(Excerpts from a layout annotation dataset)
○ ○ ○ ○ ○

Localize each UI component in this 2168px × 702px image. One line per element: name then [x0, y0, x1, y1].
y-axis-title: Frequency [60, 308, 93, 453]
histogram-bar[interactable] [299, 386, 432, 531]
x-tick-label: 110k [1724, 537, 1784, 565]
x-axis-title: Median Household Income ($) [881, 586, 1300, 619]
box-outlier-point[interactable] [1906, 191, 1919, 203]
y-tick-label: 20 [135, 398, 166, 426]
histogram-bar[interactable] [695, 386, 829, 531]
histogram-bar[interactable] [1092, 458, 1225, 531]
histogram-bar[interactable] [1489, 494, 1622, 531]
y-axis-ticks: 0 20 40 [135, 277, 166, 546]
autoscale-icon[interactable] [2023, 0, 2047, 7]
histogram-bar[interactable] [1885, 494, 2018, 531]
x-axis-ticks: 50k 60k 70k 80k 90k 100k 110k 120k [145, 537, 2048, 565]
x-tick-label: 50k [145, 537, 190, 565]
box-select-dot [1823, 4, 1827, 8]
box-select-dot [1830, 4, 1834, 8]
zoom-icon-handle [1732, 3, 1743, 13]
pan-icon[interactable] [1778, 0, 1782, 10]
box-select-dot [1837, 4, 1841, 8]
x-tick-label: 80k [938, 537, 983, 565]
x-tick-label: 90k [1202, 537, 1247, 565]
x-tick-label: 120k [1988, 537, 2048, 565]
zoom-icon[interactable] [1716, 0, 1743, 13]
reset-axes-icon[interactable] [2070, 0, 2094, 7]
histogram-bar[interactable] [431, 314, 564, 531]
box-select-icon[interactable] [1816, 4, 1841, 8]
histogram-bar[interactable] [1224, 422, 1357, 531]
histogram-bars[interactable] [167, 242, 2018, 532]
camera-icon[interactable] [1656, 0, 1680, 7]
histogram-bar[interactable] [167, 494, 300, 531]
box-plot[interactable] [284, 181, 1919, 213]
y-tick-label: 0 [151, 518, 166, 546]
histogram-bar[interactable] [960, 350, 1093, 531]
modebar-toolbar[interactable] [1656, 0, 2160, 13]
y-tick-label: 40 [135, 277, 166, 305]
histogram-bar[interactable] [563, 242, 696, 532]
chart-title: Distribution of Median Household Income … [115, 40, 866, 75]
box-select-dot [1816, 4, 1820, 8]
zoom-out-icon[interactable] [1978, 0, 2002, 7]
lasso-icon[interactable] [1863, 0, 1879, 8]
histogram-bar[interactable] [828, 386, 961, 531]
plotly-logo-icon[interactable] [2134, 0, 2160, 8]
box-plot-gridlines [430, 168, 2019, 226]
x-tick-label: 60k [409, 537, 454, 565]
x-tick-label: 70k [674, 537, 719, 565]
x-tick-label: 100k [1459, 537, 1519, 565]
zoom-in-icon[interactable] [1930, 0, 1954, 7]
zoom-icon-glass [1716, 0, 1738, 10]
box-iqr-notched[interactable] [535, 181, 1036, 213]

○ ○ ○ ○ ○

### PROBLEM STATEMENT
Reproduce the data from its first line through the line containing "y-tick-label: 20 [135, 398, 166, 426]", including both of those lines.

### WRITTEN REPLY
Localize each UI component in this 2168px × 702px image. One line per element: name then [x0, y0, x1, y1].
y-axis-title: Frequency [60, 308, 93, 453]
histogram-bar[interactable] [299, 386, 432, 531]
x-tick-label: 110k [1724, 537, 1784, 565]
x-axis-title: Median Household Income ($) [881, 586, 1300, 619]
box-outlier-point[interactable] [1906, 191, 1919, 203]
y-tick-label: 20 [135, 398, 166, 426]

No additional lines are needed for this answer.